-- Input rows --
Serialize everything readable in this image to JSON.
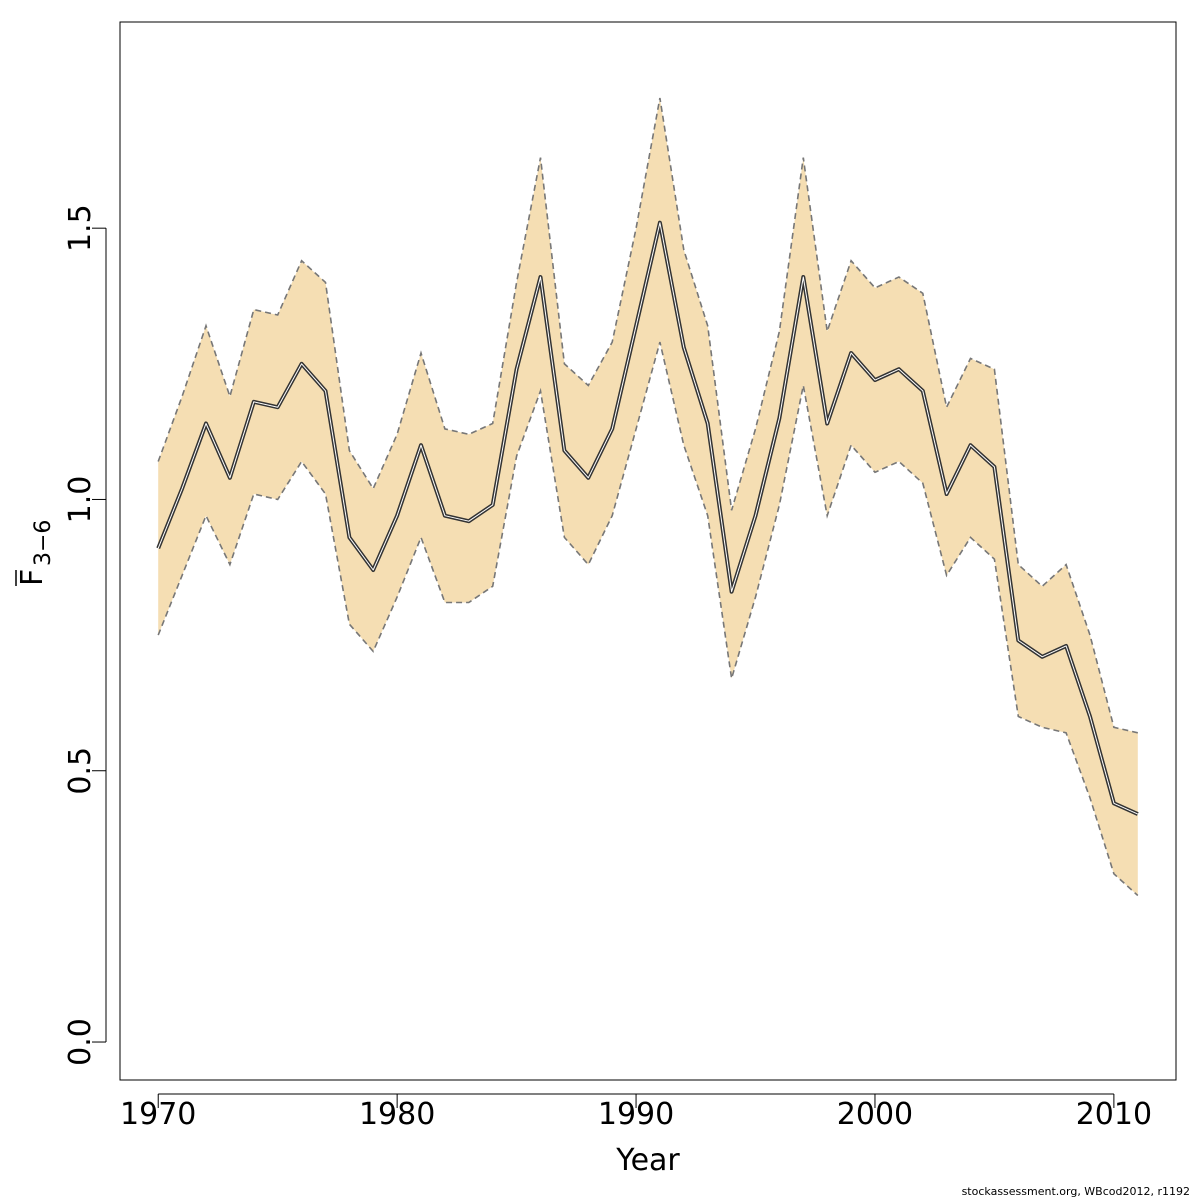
{
  "colors": {
    "band_fill": "#f5deb3",
    "band_edge": "#777777",
    "estimate_line": "#333333",
    "estimate_line_inner": "#ffffff",
    "axis": "#000000"
  },
  "footer": "stockassessment.org, WBcod2012, r1192",
  "chart_data": {
    "type": "line",
    "xlabel": "Year",
    "ylabel_main": "F",
    "ylabel_sub": "3−6",
    "ylabel_overbar": true,
    "xlim": [
      1968.4,
      2012.6
    ],
    "ylim": [
      -0.07,
      1.88
    ],
    "x_ticks": [
      1970,
      1980,
      1990,
      2000,
      2010
    ],
    "y_ticks": [
      0.0,
      0.5,
      1.0,
      1.5
    ],
    "y_tick_labels": [
      "0.0",
      "0.5",
      "1.0",
      "1.5"
    ],
    "x_tick_labels": [
      "1970",
      "1980",
      "1990",
      "2000",
      "2010"
    ],
    "grid": false,
    "legend": "none",
    "x": [
      1970,
      1971,
      1972,
      1973,
      1974,
      1975,
      1976,
      1977,
      1978,
      1979,
      1980,
      1981,
      1982,
      1983,
      1984,
      1985,
      1986,
      1987,
      1988,
      1989,
      1990,
      1991,
      1992,
      1993,
      1994,
      1995,
      1996,
      1997,
      1998,
      1999,
      2000,
      2001,
      2002,
      2003,
      2004,
      2005,
      2006,
      2007,
      2008,
      2009,
      2010,
      2011
    ],
    "series": [
      {
        "role": "estimate",
        "values": [
          0.91,
          1.02,
          1.14,
          1.04,
          1.18,
          1.17,
          1.25,
          1.2,
          0.93,
          0.87,
          0.97,
          1.1,
          0.97,
          0.96,
          0.99,
          1.24,
          1.41,
          1.09,
          1.04,
          1.13,
          1.32,
          1.51,
          1.28,
          1.14,
          0.83,
          0.97,
          1.15,
          1.41,
          1.14,
          1.27,
          1.22,
          1.24,
          1.2,
          1.01,
          1.1,
          1.06,
          0.74,
          0.71,
          0.73,
          0.6,
          0.44,
          0.42
        ]
      },
      {
        "role": "upper",
        "values": [
          1.07,
          1.19,
          1.32,
          1.19,
          1.35,
          1.34,
          1.44,
          1.4,
          1.09,
          1.02,
          1.12,
          1.27,
          1.13,
          1.12,
          1.14,
          1.4,
          1.63,
          1.25,
          1.21,
          1.29,
          1.5,
          1.74,
          1.46,
          1.32,
          0.98,
          1.13,
          1.31,
          1.63,
          1.31,
          1.44,
          1.39,
          1.41,
          1.38,
          1.17,
          1.26,
          1.24,
          0.88,
          0.84,
          0.88,
          0.75,
          0.58,
          0.57
        ]
      },
      {
        "role": "lower",
        "values": [
          0.75,
          0.86,
          0.97,
          0.88,
          1.01,
          1.0,
          1.07,
          1.01,
          0.77,
          0.72,
          0.82,
          0.93,
          0.81,
          0.81,
          0.84,
          1.08,
          1.2,
          0.93,
          0.88,
          0.97,
          1.13,
          1.29,
          1.1,
          0.97,
          0.67,
          0.82,
          0.99,
          1.21,
          0.97,
          1.1,
          1.05,
          1.07,
          1.03,
          0.86,
          0.93,
          0.89,
          0.6,
          0.58,
          0.57,
          0.45,
          0.31,
          0.27
        ]
      }
    ]
  }
}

-- Short exercise --
Look for lines containing the string "role" and copy them all.

-- Complete response --
        "role": "estimate",
        "role": "upper",
        "role": "lower",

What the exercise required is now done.